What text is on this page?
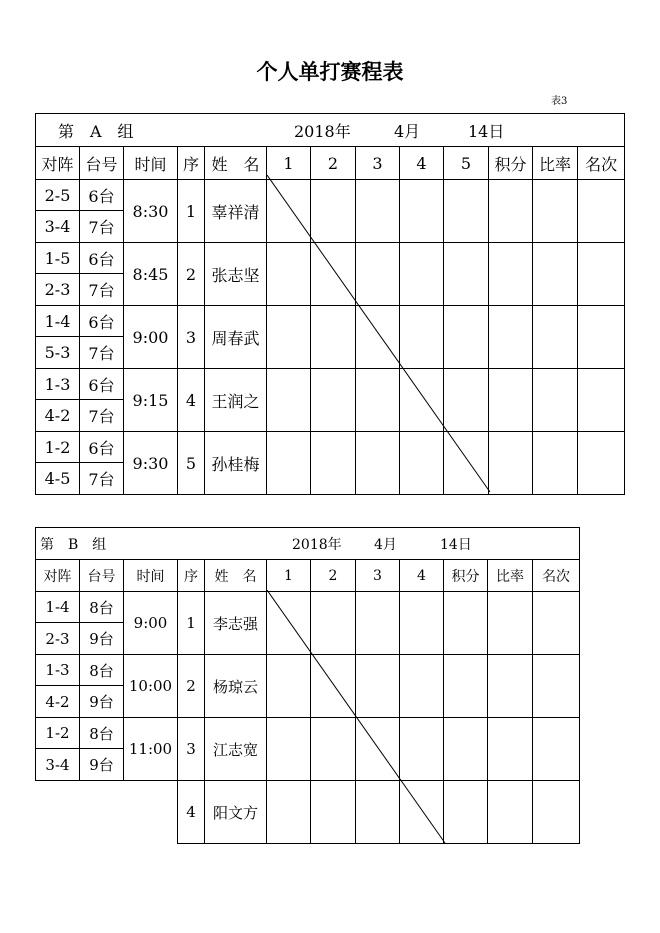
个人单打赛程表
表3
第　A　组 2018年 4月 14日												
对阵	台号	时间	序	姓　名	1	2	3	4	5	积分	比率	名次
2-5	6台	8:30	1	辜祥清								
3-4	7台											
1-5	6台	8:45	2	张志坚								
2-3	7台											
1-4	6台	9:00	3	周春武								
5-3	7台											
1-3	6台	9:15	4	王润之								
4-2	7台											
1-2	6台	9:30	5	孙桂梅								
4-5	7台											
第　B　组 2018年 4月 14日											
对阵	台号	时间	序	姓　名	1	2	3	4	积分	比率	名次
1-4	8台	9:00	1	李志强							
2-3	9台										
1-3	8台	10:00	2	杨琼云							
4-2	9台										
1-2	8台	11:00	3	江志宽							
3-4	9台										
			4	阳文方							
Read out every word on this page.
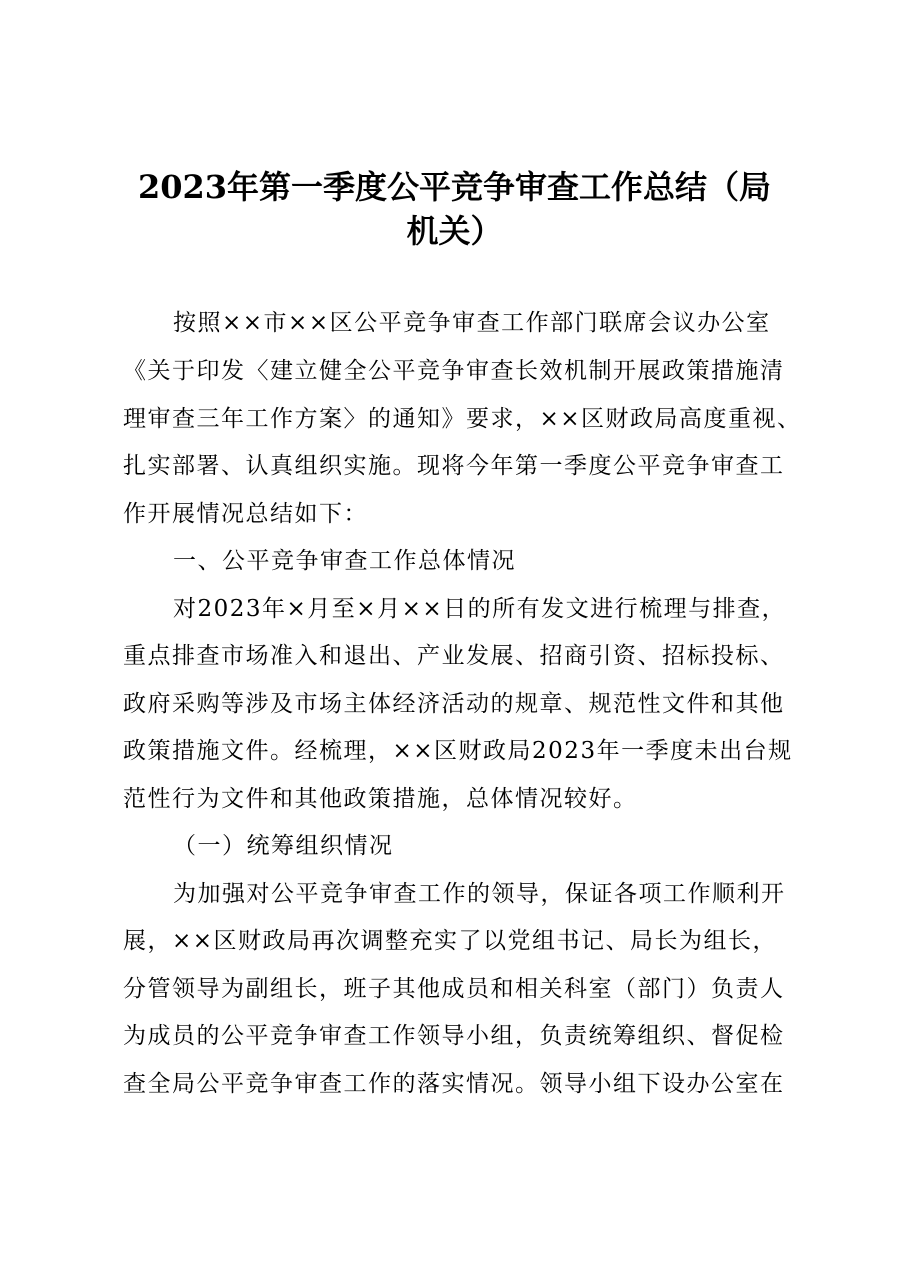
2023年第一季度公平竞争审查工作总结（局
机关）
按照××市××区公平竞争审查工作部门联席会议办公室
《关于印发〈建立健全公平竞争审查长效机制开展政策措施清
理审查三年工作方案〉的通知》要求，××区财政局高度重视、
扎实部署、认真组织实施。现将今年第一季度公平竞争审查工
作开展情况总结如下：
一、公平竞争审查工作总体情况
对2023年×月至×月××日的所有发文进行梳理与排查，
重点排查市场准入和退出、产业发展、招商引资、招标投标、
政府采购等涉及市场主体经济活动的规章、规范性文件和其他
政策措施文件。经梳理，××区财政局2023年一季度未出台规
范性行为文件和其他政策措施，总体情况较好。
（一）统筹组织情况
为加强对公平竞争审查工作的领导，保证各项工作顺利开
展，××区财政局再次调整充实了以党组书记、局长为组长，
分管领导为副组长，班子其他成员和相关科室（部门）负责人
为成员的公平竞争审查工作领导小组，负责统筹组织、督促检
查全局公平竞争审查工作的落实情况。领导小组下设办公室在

* * *

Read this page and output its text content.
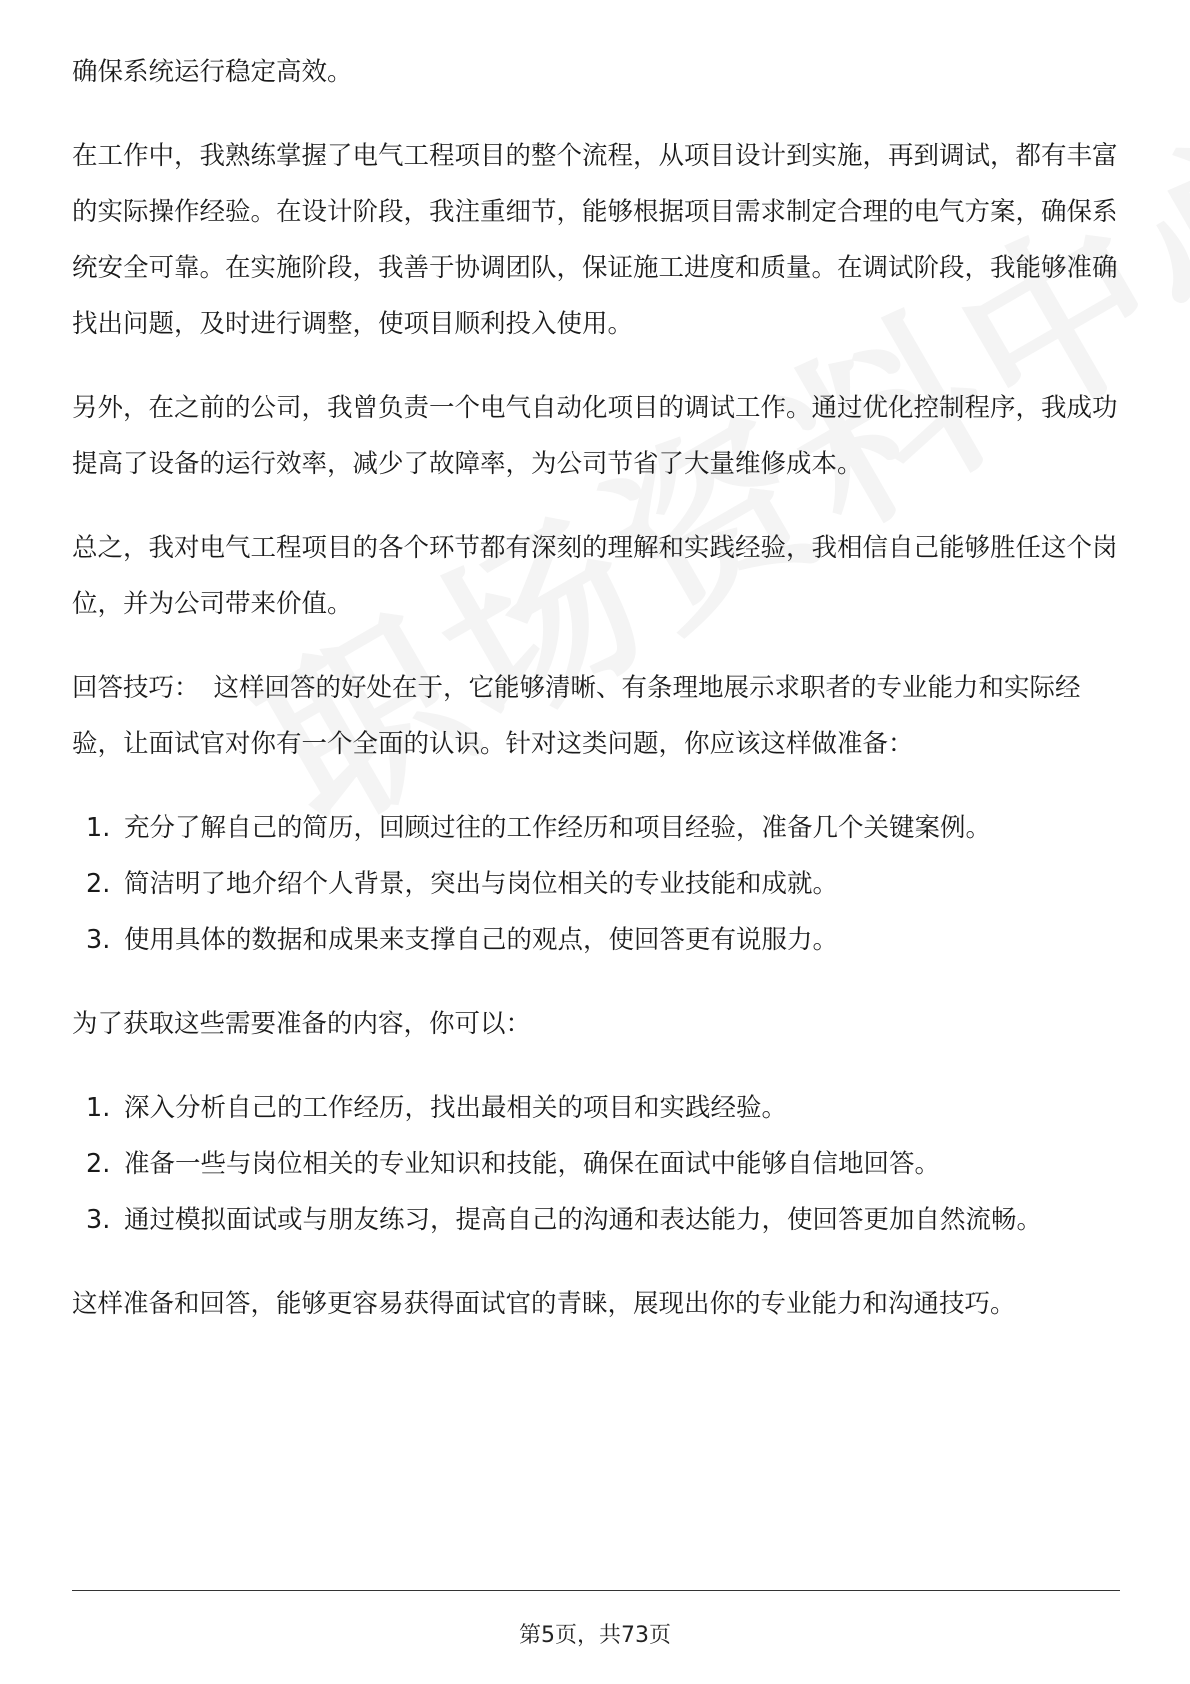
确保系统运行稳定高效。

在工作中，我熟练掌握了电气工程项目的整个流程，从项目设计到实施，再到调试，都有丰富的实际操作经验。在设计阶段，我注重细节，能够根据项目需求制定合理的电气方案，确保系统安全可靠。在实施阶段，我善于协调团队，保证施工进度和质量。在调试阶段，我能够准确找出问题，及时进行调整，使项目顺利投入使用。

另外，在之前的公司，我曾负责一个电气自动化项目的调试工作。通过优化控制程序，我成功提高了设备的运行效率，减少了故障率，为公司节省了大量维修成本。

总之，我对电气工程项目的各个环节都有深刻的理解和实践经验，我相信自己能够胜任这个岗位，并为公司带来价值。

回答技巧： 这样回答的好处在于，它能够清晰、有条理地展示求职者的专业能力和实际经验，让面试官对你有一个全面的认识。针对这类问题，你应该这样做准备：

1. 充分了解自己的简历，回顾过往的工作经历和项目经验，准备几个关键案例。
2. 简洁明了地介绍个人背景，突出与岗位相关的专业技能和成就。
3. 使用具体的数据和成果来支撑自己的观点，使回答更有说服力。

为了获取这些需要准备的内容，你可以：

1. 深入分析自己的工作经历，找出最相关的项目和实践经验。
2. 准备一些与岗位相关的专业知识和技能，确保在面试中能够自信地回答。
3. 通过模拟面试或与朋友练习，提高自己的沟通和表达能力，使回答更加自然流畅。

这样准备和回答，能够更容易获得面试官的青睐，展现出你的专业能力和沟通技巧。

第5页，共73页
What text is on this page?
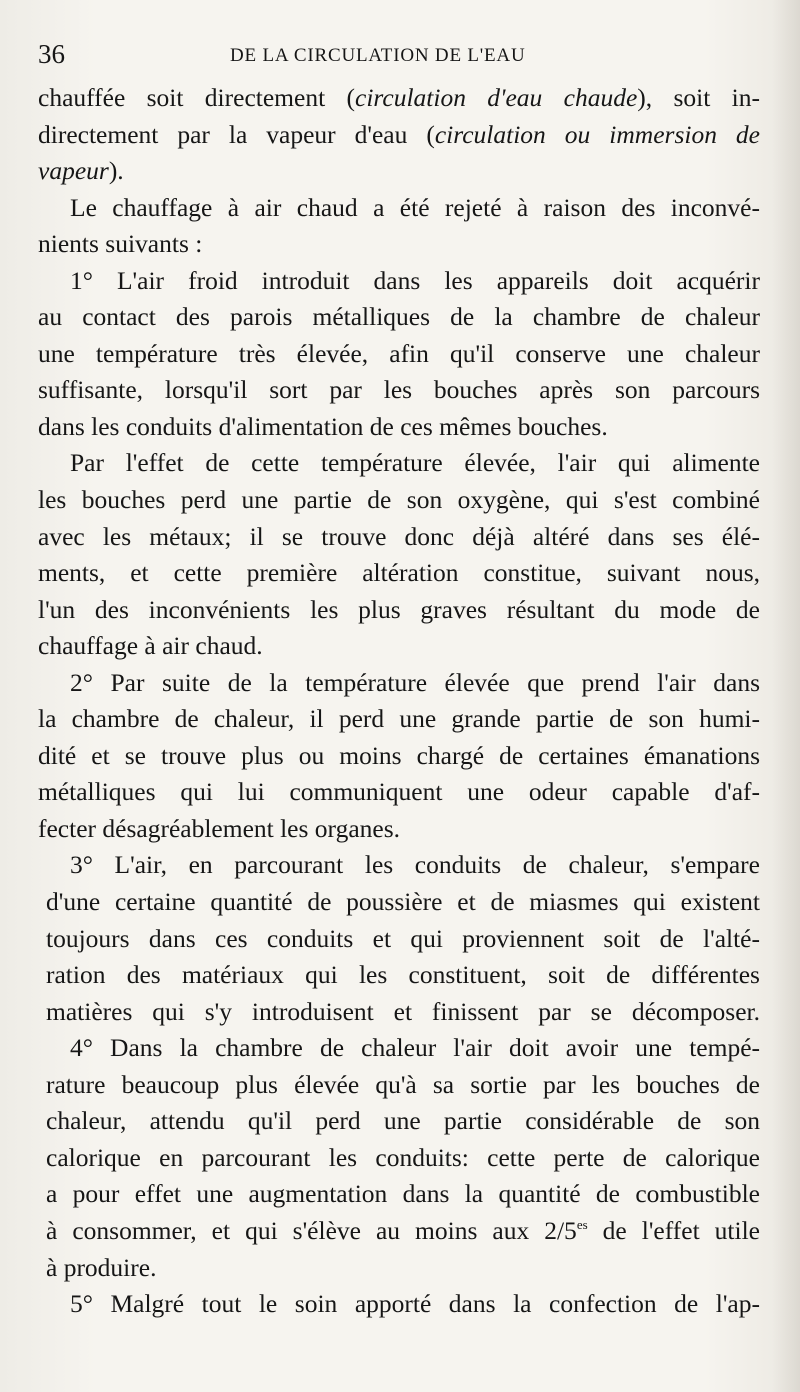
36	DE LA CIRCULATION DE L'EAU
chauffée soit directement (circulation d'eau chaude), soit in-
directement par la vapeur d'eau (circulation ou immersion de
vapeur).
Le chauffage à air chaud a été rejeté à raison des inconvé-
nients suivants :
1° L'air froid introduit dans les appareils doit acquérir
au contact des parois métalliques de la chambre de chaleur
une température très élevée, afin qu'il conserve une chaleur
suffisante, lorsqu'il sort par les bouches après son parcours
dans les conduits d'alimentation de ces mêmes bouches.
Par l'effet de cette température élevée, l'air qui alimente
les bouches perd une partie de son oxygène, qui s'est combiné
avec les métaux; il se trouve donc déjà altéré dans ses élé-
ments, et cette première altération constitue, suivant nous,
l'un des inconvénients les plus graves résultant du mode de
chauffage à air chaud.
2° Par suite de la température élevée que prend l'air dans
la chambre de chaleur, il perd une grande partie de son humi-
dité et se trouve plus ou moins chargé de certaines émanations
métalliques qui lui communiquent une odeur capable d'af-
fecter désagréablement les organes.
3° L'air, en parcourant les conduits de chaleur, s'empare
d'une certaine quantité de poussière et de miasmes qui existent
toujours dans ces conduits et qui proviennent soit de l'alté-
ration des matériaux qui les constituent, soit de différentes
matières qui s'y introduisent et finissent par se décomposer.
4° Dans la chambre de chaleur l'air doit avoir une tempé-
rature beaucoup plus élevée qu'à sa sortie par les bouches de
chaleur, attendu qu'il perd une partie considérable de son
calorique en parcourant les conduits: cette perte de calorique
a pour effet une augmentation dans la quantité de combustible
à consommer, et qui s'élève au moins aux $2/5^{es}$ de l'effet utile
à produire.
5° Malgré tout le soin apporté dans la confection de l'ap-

---

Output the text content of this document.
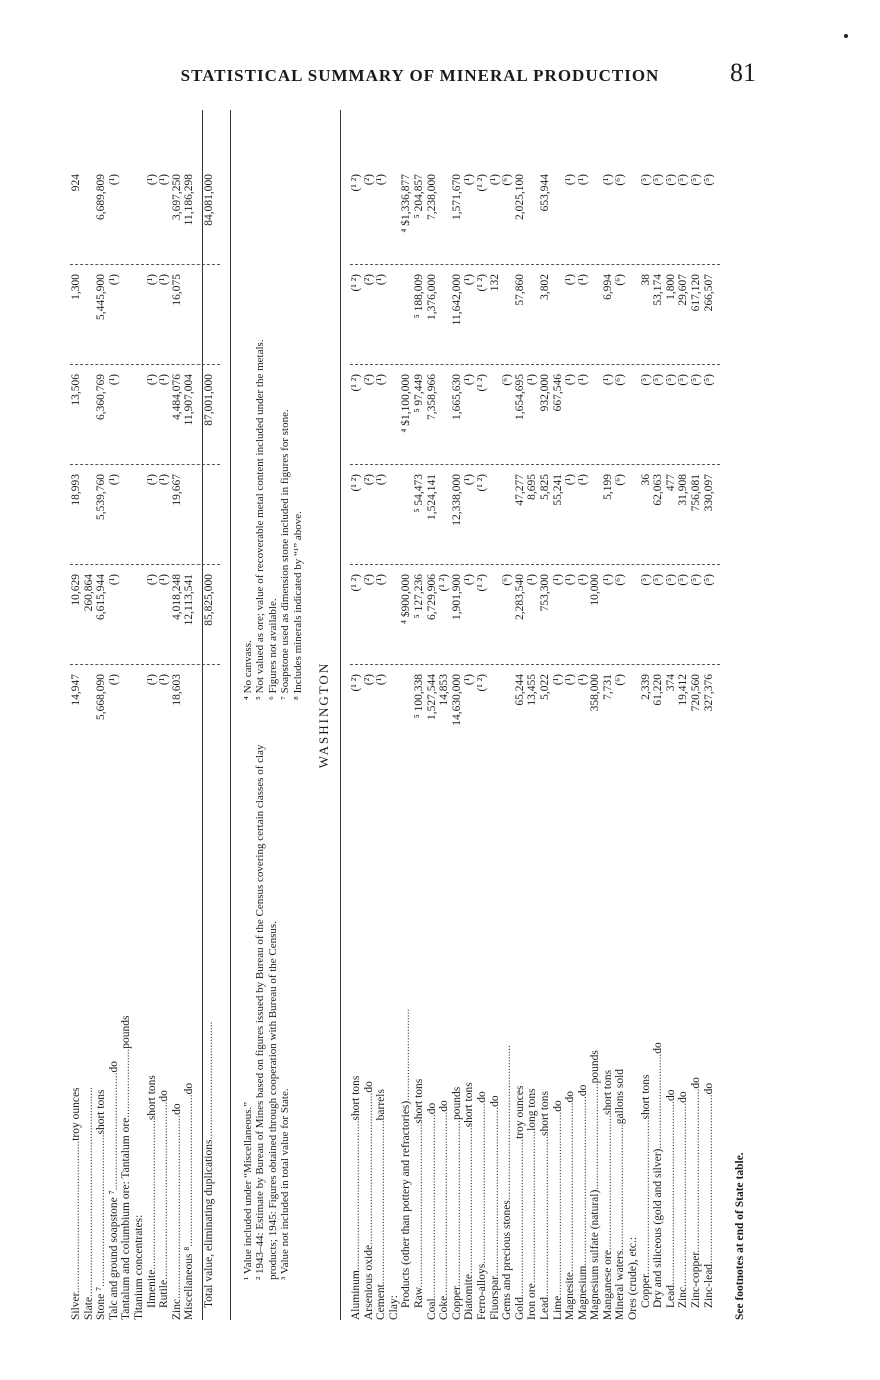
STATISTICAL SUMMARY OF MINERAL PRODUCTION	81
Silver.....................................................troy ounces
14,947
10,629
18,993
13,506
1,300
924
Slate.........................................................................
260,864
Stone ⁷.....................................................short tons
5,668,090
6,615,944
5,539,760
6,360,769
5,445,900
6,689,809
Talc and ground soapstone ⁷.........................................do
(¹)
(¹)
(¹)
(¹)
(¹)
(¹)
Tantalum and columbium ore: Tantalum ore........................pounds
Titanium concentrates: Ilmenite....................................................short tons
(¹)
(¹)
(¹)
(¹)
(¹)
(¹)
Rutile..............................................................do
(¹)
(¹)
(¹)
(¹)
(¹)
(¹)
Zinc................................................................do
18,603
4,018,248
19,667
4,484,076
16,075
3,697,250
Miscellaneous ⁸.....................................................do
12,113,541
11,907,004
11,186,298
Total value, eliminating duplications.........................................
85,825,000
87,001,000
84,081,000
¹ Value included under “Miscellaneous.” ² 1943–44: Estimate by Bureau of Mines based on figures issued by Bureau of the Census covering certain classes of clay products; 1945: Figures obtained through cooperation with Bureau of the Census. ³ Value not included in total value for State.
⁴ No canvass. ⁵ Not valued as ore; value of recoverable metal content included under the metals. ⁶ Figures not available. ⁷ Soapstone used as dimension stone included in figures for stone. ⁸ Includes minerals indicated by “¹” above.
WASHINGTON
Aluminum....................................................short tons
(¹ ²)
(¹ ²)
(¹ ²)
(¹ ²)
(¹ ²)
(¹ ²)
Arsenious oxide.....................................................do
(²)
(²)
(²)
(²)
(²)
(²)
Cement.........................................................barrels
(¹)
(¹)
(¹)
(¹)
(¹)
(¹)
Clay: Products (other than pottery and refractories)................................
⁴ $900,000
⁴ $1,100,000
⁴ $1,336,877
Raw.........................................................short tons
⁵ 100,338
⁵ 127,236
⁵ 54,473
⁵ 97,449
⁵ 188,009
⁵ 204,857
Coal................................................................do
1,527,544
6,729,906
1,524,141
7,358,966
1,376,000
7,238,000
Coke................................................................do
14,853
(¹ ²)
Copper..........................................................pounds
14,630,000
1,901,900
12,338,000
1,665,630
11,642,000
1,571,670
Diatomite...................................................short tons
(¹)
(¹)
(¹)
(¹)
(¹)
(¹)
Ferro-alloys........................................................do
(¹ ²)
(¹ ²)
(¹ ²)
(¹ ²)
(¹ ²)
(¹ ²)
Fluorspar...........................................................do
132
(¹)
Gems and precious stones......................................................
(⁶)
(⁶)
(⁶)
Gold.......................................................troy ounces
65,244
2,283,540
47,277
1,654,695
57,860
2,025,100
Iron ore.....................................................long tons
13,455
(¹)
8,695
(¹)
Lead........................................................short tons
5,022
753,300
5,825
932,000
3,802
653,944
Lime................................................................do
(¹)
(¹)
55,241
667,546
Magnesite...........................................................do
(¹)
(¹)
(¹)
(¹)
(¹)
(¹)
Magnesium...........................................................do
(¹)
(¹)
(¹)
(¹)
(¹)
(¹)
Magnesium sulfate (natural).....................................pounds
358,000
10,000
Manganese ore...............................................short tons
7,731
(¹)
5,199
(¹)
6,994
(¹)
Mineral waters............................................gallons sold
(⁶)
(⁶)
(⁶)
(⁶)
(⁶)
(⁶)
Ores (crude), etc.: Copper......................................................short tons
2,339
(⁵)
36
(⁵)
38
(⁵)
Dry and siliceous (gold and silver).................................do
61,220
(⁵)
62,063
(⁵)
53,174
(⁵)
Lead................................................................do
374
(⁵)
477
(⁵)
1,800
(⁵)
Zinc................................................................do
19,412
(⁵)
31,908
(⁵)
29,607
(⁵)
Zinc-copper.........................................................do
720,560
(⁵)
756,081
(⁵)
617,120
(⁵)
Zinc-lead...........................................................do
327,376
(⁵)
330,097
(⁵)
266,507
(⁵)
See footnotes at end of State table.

-- Given request --
Using the listing above, locate the lines that hold "trouve" and copy each one.

-- Right answer --
avec les métaux; il se trouve donc déjà altéré dans ses élé-
dité et se trouve plus ou moins chargé de certaines émanations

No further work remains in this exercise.